*DATA SHOWN:*

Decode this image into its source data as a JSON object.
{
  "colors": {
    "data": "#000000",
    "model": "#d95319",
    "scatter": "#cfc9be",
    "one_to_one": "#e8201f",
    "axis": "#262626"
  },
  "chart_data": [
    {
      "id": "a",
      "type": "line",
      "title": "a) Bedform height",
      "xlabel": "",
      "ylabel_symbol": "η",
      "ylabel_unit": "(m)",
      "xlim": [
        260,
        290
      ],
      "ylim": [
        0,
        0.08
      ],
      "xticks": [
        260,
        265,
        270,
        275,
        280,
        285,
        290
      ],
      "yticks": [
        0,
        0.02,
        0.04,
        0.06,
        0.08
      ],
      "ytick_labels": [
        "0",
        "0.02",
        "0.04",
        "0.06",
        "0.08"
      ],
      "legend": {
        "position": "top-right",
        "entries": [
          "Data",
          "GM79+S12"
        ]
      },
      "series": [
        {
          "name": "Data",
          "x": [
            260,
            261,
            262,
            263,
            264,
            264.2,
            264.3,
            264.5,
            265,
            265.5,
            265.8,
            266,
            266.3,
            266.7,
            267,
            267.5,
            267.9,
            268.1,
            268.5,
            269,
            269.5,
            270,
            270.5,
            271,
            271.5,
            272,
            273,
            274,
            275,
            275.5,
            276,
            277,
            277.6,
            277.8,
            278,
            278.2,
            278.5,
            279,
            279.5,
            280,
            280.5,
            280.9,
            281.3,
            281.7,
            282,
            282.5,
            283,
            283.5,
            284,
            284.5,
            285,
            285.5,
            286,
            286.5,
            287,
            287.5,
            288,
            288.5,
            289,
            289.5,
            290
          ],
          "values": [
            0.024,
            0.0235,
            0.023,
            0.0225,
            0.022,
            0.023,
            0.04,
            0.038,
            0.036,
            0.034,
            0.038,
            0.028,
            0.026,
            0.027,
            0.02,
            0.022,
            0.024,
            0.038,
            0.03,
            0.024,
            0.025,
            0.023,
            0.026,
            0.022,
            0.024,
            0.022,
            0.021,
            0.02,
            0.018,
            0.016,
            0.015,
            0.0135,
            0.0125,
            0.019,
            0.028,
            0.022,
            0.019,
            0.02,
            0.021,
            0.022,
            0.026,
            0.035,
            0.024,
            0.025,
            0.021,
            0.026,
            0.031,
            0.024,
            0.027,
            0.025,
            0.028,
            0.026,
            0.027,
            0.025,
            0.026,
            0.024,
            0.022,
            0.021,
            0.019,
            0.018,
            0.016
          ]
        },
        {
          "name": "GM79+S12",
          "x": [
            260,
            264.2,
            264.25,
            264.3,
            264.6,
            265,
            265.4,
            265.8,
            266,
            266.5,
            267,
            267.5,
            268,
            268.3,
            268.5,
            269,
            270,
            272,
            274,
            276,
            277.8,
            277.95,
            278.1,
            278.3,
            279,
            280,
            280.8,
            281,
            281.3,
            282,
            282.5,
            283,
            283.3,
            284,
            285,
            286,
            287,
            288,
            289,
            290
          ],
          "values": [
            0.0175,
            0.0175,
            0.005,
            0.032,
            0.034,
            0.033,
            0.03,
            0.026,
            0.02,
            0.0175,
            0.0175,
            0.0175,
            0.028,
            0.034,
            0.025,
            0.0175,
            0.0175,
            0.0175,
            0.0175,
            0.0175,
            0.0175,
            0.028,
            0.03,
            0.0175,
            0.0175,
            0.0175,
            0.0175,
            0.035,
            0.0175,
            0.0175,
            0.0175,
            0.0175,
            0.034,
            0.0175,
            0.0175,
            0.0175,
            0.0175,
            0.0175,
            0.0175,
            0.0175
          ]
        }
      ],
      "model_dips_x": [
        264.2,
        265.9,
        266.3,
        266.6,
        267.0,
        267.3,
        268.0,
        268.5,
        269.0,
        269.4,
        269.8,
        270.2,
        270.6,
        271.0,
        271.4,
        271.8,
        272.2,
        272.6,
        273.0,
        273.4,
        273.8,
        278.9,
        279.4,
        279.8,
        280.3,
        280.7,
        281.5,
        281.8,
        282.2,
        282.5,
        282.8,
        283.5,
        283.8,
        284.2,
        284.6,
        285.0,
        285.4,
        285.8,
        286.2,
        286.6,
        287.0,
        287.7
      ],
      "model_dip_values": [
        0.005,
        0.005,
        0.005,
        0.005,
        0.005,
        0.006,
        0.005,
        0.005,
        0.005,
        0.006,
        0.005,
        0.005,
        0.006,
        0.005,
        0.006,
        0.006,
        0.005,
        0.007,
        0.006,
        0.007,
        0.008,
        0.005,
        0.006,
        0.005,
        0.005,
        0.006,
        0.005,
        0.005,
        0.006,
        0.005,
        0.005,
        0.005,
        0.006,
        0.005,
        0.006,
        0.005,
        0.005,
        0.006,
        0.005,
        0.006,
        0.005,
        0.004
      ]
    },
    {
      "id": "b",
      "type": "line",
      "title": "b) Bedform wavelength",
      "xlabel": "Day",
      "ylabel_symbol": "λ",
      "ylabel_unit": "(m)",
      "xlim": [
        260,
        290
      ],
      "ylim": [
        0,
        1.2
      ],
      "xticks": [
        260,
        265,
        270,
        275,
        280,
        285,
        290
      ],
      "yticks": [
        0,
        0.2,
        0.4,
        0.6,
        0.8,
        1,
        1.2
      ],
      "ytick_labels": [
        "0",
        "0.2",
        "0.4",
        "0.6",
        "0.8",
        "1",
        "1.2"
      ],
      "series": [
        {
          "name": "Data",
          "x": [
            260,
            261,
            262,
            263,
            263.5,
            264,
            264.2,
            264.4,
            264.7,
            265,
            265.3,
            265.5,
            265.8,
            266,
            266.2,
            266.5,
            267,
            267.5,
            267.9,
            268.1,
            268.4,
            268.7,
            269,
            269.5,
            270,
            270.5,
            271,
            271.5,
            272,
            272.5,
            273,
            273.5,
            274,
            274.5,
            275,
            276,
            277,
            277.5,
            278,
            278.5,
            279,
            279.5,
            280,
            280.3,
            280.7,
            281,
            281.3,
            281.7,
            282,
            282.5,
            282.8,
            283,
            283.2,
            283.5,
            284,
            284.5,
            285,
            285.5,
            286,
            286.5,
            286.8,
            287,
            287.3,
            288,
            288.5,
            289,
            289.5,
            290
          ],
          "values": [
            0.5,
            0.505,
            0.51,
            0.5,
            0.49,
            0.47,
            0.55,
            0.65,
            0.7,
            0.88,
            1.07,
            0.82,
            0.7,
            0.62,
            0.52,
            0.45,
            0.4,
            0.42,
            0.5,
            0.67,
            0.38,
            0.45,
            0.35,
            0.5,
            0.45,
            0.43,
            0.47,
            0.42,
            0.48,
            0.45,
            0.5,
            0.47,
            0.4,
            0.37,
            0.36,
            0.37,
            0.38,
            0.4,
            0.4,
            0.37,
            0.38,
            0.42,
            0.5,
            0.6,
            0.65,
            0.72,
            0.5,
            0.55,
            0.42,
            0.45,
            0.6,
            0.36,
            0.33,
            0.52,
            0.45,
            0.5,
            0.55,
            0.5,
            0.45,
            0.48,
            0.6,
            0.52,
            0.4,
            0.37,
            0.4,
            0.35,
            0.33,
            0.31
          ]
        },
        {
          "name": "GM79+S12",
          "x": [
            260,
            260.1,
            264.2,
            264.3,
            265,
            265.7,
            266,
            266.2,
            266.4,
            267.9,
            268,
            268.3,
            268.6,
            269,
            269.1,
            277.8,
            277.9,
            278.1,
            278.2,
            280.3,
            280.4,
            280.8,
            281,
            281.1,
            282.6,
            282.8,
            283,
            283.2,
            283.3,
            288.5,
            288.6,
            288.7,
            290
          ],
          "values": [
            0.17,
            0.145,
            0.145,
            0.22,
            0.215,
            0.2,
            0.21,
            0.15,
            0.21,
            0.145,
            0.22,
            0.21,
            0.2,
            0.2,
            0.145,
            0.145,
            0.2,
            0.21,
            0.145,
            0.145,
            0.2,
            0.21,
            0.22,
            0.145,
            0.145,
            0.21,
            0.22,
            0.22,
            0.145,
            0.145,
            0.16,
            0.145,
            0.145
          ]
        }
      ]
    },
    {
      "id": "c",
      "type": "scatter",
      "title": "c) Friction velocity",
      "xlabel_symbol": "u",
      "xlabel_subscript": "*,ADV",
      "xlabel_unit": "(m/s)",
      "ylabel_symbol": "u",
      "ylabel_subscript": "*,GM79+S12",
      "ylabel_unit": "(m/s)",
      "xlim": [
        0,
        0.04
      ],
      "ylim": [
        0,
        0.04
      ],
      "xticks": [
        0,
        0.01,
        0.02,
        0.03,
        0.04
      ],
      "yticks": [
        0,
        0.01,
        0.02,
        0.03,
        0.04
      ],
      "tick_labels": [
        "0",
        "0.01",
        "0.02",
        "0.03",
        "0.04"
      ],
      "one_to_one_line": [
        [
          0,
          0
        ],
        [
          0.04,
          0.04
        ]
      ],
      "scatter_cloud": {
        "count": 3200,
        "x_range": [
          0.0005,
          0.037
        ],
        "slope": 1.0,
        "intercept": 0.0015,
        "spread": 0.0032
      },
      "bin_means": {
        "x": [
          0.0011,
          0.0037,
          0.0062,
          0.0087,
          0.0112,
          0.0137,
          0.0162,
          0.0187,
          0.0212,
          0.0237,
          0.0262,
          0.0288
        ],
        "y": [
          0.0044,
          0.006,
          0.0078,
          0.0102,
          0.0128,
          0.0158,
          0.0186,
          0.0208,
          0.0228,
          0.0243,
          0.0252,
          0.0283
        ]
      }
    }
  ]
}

*TO BE DONE:* Identify which lines contain the word "title" and copy each one.

*ANSWER:*
      "title": "a) Bedform height",
      "title": "b) Bedform wavelength",
      "title": "c) Friction velocity",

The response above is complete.